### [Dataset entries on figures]
***

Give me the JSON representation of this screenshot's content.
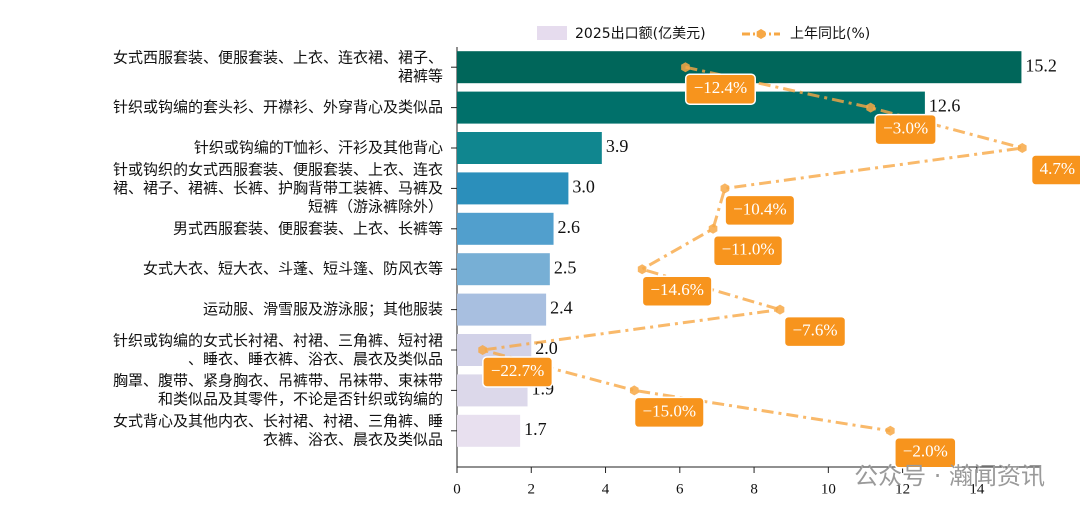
{
  "chart_data": {
    "type": "bar-line",
    "categories": [
      [
        "女式西服套装、便服套装、上衣、连衣裙、裙子、",
        "裙裤等"
      ],
      [
        "针织或钩编的套头衫、开襟衫、外穿背心及类似品"
      ],
      [
        "针织或钩编的T恤衫、汗衫及其他背心"
      ],
      [
        "针或钩织的女式西服套装、便服套装、上衣、连衣",
        "裙、裙子、裙裤、长裤、护胸背带工装裤、马裤及",
        "短裤（游泳裤除外）"
      ],
      [
        "男式西服套装、便服套装、上衣、长裤等"
      ],
      [
        "女式大衣、短大衣、斗蓬、短斗篷、防风衣等"
      ],
      [
        "运动服、滑雪服及游泳服；其他服装"
      ],
      [
        "针织或钩编的女式长衬裙、衬裙、三角裤、短衬裙",
        "、睡衣、睡衣裤、浴衣、晨衣及类似品"
      ],
      [
        "胸罩、腹带、紧身胸衣、吊裤带、吊袜带、束袜带",
        "和类似品及其零件，不论是否针织或钩编的"
      ],
      [
        "女式背心及其他内衣、长衬裙、衬裙、三角裤、睡",
        "衣裤、浴衣、晨衣及类似品"
      ]
    ],
    "series": [
      {
        "name": "2025出口额(亿美元)",
        "color": "#e6dcee",
        "colors": [
          "#00665a",
          "#00706a",
          "#10868f",
          "#2b8fbb",
          "#519fcd",
          "#77afd5",
          "#a8bfe0",
          "#d2d2e8",
          "#dcd8ea",
          "#e8e0ef"
        ],
        "values": [
          15.2,
          12.6,
          3.9,
          3.0,
          2.6,
          2.5,
          2.4,
          2.0,
          1.9,
          1.7
        ],
        "value_labels": [
          "15.2",
          "12.6",
          "3.9",
          "3.0",
          "2.6",
          "2.5",
          "2.4",
          "2.0",
          "1.9",
          "1.7"
        ]
      },
      {
        "name": "上年同比(%)",
        "color": "#f7a845",
        "axis": "x2",
        "values": [
          -12.4,
          -3.0,
          4.7,
          -10.4,
          -11.0,
          -14.6,
          -7.6,
          -22.7,
          -15.0,
          -2.0
        ],
        "value_labels": [
          "−12.4%",
          "−3.0%",
          "4.7%",
          "−10.4%",
          "−11.0%",
          "−14.6%",
          "−7.6%",
          "−22.7%",
          "−15.0%",
          "−2.0%"
        ]
      }
    ],
    "xlim": [
      0,
      15.7
    ],
    "xticks": [
      0,
      2,
      4,
      6,
      8,
      10,
      12,
      14
    ],
    "x2lim": [
      -24,
      5.6
    ],
    "label_color": "#f7941d",
    "watermark": "公众号 · 瀚闻资讯"
  }
}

***

### [Objective]
Restate the whole listing above exactly, please, omitting every image.

### [Task answer]
Give me the JSON representation of this screenshot's content.
{
  "chart_data": {
    "type": "bar-line",
    "categories": [
      [
        "女式西服套装、便服套装、上衣、连衣裙、裙子、",
        "裙裤等"
      ],
      [
        "针织或钩编的套头衫、开襟衫、外穿背心及类似品"
      ],
      [
        "针织或钩编的T恤衫、汗衫及其他背心"
      ],
      [
        "针或钩织的女式西服套装、便服套装、上衣、连衣",
        "裙、裙子、裙裤、长裤、护胸背带工装裤、马裤及",
        "短裤（游泳裤除外）"
      ],
      [
        "男式西服套装、便服套装、上衣、长裤等"
      ],
      [
        "女式大衣、短大衣、斗蓬、短斗篷、防风衣等"
      ],
      [
        "运动服、滑雪服及游泳服；其他服装"
      ],
      [
        "针织或钩编的女式长衬裙、衬裙、三角裤、短衬裙",
        "、睡衣、睡衣裤、浴衣、晨衣及类似品"
      ],
      [
        "胸罩、腹带、紧身胸衣、吊裤带、吊袜带、束袜带",
        "和类似品及其零件，不论是否针织或钩编的"
      ],
      [
        "女式背心及其他内衣、长衬裙、衬裙、三角裤、睡",
        "衣裤、浴衣、晨衣及类似品"
      ]
    ],
    "series": [
      {
        "name": "2025出口额(亿美元)",
        "color": "#e6dcee",
        "colors": [
          "#00665a",
          "#00706a",
          "#10868f",
          "#2b8fbb",
          "#519fcd",
          "#77afd5",
          "#a8bfe0",
          "#d2d2e8",
          "#dcd8ea",
          "#e8e0ef"
        ],
        "values": [
          15.2,
          12.6,
          3.9,
          3.0,
          2.6,
          2.5,
          2.4,
          2.0,
          1.9,
          1.7
        ],
        "value_labels": [
          "15.2",
          "12.6",
          "3.9",
          "3.0",
          "2.6",
          "2.5",
          "2.4",
          "2.0",
          "1.9",
          "1.7"
        ]
      },
      {
        "name": "上年同比(%)",
        "color": "#f7a845",
        "axis": "x2",
        "values": [
          -12.4,
          -3.0,
          4.7,
          -10.4,
          -11.0,
          -14.6,
          -7.6,
          -22.7,
          -15.0,
          -2.0
        ],
        "value_labels": [
          "−12.4%",
          "−3.0%",
          "4.7%",
          "−10.4%",
          "−11.0%",
          "−14.6%",
          "−7.6%",
          "−22.7%",
          "−15.0%",
          "−2.0%"
        ]
      }
    ],
    "xlim": [
      0,
      15.7
    ],
    "xticks": [
      0,
      2,
      4,
      6,
      8,
      10,
      12,
      14
    ],
    "x2lim": [
      -24,
      5.6
    ],
    "label_color": "#f7941d",
    "watermark": "公众号 · 瀚闻资讯"
  }
}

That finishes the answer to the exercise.